Print out each entry below exactly, please.
>> BEGIN Provided entries
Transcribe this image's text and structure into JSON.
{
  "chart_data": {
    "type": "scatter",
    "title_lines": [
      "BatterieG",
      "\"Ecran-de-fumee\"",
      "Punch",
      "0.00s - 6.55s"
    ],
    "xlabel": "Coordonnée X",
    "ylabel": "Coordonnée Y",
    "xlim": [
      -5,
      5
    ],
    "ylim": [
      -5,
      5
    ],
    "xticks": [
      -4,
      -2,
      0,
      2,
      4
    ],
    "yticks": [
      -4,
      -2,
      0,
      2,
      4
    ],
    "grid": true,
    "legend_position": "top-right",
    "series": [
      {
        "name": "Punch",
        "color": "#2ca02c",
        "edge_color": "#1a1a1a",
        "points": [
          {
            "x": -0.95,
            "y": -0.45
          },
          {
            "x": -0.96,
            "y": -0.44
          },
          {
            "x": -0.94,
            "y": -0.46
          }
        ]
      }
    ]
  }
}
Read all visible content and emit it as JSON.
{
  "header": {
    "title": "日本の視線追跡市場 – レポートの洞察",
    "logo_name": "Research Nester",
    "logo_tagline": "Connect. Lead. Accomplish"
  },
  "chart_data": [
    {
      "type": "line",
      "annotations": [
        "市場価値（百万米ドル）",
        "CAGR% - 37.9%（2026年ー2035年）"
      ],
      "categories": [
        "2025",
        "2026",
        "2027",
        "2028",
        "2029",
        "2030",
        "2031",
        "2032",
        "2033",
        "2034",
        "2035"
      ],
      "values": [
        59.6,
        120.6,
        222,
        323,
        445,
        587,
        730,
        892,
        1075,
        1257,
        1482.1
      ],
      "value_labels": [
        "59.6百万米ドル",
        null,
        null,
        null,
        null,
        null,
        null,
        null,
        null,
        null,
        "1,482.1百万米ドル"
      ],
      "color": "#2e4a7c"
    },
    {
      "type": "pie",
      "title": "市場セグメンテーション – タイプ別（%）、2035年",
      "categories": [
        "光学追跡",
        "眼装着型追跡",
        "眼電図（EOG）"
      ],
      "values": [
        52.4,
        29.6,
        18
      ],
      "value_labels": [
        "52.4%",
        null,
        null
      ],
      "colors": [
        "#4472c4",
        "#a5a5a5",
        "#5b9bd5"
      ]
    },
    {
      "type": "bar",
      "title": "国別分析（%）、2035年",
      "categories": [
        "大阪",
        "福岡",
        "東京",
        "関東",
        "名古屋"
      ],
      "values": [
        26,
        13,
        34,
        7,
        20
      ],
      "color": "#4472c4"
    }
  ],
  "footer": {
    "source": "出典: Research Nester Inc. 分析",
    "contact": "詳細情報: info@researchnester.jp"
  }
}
>> END Provided entries
## [Finished exercise]
Transcribe this image's text and structure into JSON.
{
  "chart_data": {
    "type": "scatter",
    "title_lines": [
      "BatterieG",
      "\"Ecran-de-fumee\"",
      "Punch",
      "0.00s - 6.55s"
    ],
    "xlabel": "Coordonnée X",
    "ylabel": "Coordonnée Y",
    "xlim": [
      -5,
      5
    ],
    "ylim": [
      -5,
      5
    ],
    "xticks": [
      -4,
      -2,
      0,
      2,
      4
    ],
    "yticks": [
      -4,
      -2,
      0,
      2,
      4
    ],
    "grid": true,
    "legend_position": "top-right",
    "series": [
      {
        "name": "Punch",
        "color": "#2ca02c",
        "edge_color": "#1a1a1a",
        "points": [
          {
            "x": -0.95,
            "y": -0.45
          },
          {
            "x": -0.96,
            "y": -0.44
          },
          {
            "x": -0.94,
            "y": -0.46
          }
        ]
      }
    ]
  }
}
Read all visible content and emit it as JSON.
{
  "header": {
    "title": "日本の視線追跡市場 – レポートの洞察",
    "logo_name": "Research Nester",
    "logo_tagline": "Connect. Lead. Accomplish"
  },
  "chart_data": [
    {
      "type": "line",
      "annotations": [
        "市場価値（百万米ドル）",
        "CAGR% - 37.9%（2026年ー2035年）"
      ],
      "categories": [
        "2025",
        "2026",
        "2027",
        "2028",
        "2029",
        "2030",
        "2031",
        "2032",
        "2033",
        "2034",
        "2035"
      ],
      "values": [
        59.6,
        120.6,
        222,
        323,
        445,
        587,
        730,
        892,
        1075,
        1257,
        1482.1
      ],
      "value_labels": [
        "59.6百万米ドル",
        null,
        null,
        null,
        null,
        null,
        null,
        null,
        null,
        null,
        "1,482.1百万米ドル"
      ],
      "color": "#2e4a7c"
    },
    {
      "type": "pie",
      "title": "市場セグメンテーション – タイプ別（%）、2035年",
      "categories": [
        "光学追跡",
        "眼装着型追跡",
        "眼電図（EOG）"
      ],
      "values": [
        52.4,
        29.6,
        18
      ],
      "value_labels": [
        "52.4%",
        null,
        null
      ],
      "colors": [
        "#4472c4",
        "#a5a5a5",
        "#5b9bd5"
      ]
    },
    {
      "type": "bar",
      "title": "国別分析（%）、2035年",
      "categories": [
        "大阪",
        "福岡",
        "東京",
        "関東",
        "名古屋"
      ],
      "values": [
        26,
        13,
        34,
        7,
        20
      ],
      "color": "#4472c4"
    }
  ],
  "footer": {
    "source": "出典: Research Nester Inc. 分析",
    "contact": "詳細情報: info@researchnester.jp"
  }
}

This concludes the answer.